## begin

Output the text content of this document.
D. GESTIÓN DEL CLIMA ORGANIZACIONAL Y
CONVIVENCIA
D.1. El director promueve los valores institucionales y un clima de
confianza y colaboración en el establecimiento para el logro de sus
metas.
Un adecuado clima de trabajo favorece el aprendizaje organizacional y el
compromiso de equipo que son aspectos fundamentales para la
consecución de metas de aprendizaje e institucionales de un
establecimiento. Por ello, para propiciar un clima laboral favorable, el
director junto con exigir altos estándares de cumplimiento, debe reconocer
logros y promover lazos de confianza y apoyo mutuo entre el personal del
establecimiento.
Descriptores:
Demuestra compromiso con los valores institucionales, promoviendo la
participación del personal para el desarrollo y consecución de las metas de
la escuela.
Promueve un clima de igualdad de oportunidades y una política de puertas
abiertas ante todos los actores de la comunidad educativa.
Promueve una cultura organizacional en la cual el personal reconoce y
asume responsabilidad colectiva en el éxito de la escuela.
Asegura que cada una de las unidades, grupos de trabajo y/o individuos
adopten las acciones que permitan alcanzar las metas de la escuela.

## end

Exercise goal: Give back the whole listing, word for word.

Completed task:
Output the text content of this document.
D. GESTIÓN DEL CLIMA ORGANIZACIONAL Y
CONVIVENCIA
D.1. El director promueve los valores institucionales y un clima de
confianza y colaboración en el establecimiento para el logro de sus
metas.
Un adecuado clima de trabajo favorece el aprendizaje organizacional y el
compromiso de equipo que son aspectos fundamentales para la
consecución de metas de aprendizaje e institucionales de un
establecimiento. Por ello, para propiciar un clima laboral favorable, el
director junto con exigir altos estándares de cumplimiento, debe reconocer
logros y promover lazos de confianza y apoyo mutuo entre el personal del
establecimiento.
Descriptores:
Demuestra compromiso con los valores institucionales, promoviendo la
participación del personal para el desarrollo y consecución de las metas de
la escuela.
Promueve un clima de igualdad de oportunidades y una política de puertas
abiertas ante todos los actores de la comunidad educativa.
Promueve una cultura organizacional en la cual el personal reconoce y
asume responsabilidad colectiva en el éxito de la escuela.
Asegura que cada una de las unidades, grupos de trabajo y/o individuos
adopten las acciones que permitan alcanzar las metas de la escuela.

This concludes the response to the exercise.